YOUR TASK
Type every record exactly as it appears.

LISTED RECORDS
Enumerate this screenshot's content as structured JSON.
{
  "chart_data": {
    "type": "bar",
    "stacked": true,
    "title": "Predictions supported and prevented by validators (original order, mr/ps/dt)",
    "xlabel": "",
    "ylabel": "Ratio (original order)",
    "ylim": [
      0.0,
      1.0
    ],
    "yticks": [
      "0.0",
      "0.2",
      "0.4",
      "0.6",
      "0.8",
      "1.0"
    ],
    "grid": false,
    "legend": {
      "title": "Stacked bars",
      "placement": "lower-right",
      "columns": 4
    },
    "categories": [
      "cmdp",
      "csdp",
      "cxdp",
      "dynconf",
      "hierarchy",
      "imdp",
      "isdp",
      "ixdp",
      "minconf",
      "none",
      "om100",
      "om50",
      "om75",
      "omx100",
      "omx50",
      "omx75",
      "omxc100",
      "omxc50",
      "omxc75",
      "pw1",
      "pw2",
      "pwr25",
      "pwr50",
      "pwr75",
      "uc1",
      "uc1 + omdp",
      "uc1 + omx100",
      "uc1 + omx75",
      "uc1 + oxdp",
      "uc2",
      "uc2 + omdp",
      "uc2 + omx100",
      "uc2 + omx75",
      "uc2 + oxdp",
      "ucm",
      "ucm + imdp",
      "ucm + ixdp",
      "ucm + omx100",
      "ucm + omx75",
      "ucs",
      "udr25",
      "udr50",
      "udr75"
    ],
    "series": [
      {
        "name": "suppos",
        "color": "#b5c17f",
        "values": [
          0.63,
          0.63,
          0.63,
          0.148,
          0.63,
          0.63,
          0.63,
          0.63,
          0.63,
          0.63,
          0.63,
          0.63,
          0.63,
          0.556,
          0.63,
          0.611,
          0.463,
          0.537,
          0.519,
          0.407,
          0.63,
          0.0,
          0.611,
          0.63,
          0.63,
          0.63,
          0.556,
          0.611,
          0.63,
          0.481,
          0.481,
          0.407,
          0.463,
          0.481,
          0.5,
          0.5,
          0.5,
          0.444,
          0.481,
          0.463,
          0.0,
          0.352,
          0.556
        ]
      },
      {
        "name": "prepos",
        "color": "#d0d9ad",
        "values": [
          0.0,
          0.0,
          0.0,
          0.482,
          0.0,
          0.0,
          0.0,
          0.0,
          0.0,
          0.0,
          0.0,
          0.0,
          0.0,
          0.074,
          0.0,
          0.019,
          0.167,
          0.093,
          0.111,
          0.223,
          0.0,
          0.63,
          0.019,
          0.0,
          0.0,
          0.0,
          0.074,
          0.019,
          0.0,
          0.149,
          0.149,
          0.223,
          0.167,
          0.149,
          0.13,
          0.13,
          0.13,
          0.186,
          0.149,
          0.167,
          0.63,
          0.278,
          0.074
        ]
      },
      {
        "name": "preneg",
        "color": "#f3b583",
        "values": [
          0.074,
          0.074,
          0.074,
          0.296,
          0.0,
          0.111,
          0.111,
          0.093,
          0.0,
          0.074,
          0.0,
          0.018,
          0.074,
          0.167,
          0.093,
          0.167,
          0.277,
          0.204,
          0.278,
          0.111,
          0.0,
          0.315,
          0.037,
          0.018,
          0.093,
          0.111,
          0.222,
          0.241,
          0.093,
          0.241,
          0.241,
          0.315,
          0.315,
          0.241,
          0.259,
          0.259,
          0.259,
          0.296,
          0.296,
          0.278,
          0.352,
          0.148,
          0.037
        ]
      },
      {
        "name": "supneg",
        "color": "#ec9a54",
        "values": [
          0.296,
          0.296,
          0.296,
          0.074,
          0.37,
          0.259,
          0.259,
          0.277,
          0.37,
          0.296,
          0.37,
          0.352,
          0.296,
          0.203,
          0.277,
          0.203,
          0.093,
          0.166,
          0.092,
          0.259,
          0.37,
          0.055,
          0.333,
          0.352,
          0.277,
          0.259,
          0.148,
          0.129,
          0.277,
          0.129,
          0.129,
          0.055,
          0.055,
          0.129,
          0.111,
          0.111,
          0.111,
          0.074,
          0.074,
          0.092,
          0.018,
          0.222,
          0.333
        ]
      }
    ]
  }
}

ANSWER TO THIS PROBLEM
Enumerate this screenshot's content as structured JSON.
{
  "chart_data": {
    "type": "bar",
    "stacked": true,
    "title": "Predictions supported and prevented by validators (original order, mr/ps/dt)",
    "xlabel": "",
    "ylabel": "Ratio (original order)",
    "ylim": [
      0.0,
      1.0
    ],
    "yticks": [
      "0.0",
      "0.2",
      "0.4",
      "0.6",
      "0.8",
      "1.0"
    ],
    "grid": false,
    "legend": {
      "title": "Stacked bars",
      "placement": "lower-right",
      "columns": 4
    },
    "categories": [
      "cmdp",
      "csdp",
      "cxdp",
      "dynconf",
      "hierarchy",
      "imdp",
      "isdp",
      "ixdp",
      "minconf",
      "none",
      "om100",
      "om50",
      "om75",
      "omx100",
      "omx50",
      "omx75",
      "omxc100",
      "omxc50",
      "omxc75",
      "pw1",
      "pw2",
      "pwr25",
      "pwr50",
      "pwr75",
      "uc1",
      "uc1 + omdp",
      "uc1 + omx100",
      "uc1 + omx75",
      "uc1 + oxdp",
      "uc2",
      "uc2 + omdp",
      "uc2 + omx100",
      "uc2 + omx75",
      "uc2 + oxdp",
      "ucm",
      "ucm + imdp",
      "ucm + ixdp",
      "ucm + omx100",
      "ucm + omx75",
      "ucs",
      "udr25",
      "udr50",
      "udr75"
    ],
    "series": [
      {
        "name": "suppos",
        "color": "#b5c17f",
        "values": [
          0.63,
          0.63,
          0.63,
          0.148,
          0.63,
          0.63,
          0.63,
          0.63,
          0.63,
          0.63,
          0.63,
          0.63,
          0.63,
          0.556,
          0.63,
          0.611,
          0.463,
          0.537,
          0.519,
          0.407,
          0.63,
          0.0,
          0.611,
          0.63,
          0.63,
          0.63,
          0.556,
          0.611,
          0.63,
          0.481,
          0.481,
          0.407,
          0.463,
          0.481,
          0.5,
          0.5,
          0.5,
          0.444,
          0.481,
          0.463,
          0.0,
          0.352,
          0.556
        ]
      },
      {
        "name": "prepos",
        "color": "#d0d9ad",
        "values": [
          0.0,
          0.0,
          0.0,
          0.482,
          0.0,
          0.0,
          0.0,
          0.0,
          0.0,
          0.0,
          0.0,
          0.0,
          0.0,
          0.074,
          0.0,
          0.019,
          0.167,
          0.093,
          0.111,
          0.223,
          0.0,
          0.63,
          0.019,
          0.0,
          0.0,
          0.0,
          0.074,
          0.019,
          0.0,
          0.149,
          0.149,
          0.223,
          0.167,
          0.149,
          0.13,
          0.13,
          0.13,
          0.186,
          0.149,
          0.167,
          0.63,
          0.278,
          0.074
        ]
      },
      {
        "name": "preneg",
        "color": "#f3b583",
        "values": [
          0.074,
          0.074,
          0.074,
          0.296,
          0.0,
          0.111,
          0.111,
          0.093,
          0.0,
          0.074,
          0.0,
          0.018,
          0.074,
          0.167,
          0.093,
          0.167,
          0.277,
          0.204,
          0.278,
          0.111,
          0.0,
          0.315,
          0.037,
          0.018,
          0.093,
          0.111,
          0.222,
          0.241,
          0.093,
          0.241,
          0.241,
          0.315,
          0.315,
          0.241,
          0.259,
          0.259,
          0.259,
          0.296,
          0.296,
          0.278,
          0.352,
          0.148,
          0.037
        ]
      },
      {
        "name": "supneg",
        "color": "#ec9a54",
        "values": [
          0.296,
          0.296,
          0.296,
          0.074,
          0.37,
          0.259,
          0.259,
          0.277,
          0.37,
          0.296,
          0.37,
          0.352,
          0.296,
          0.203,
          0.277,
          0.203,
          0.093,
          0.166,
          0.092,
          0.259,
          0.37,
          0.055,
          0.333,
          0.352,
          0.277,
          0.259,
          0.148,
          0.129,
          0.277,
          0.129,
          0.129,
          0.055,
          0.055,
          0.129,
          0.111,
          0.111,
          0.111,
          0.074,
          0.074,
          0.092,
          0.018,
          0.222,
          0.333
        ]
      }
    ]
  }
}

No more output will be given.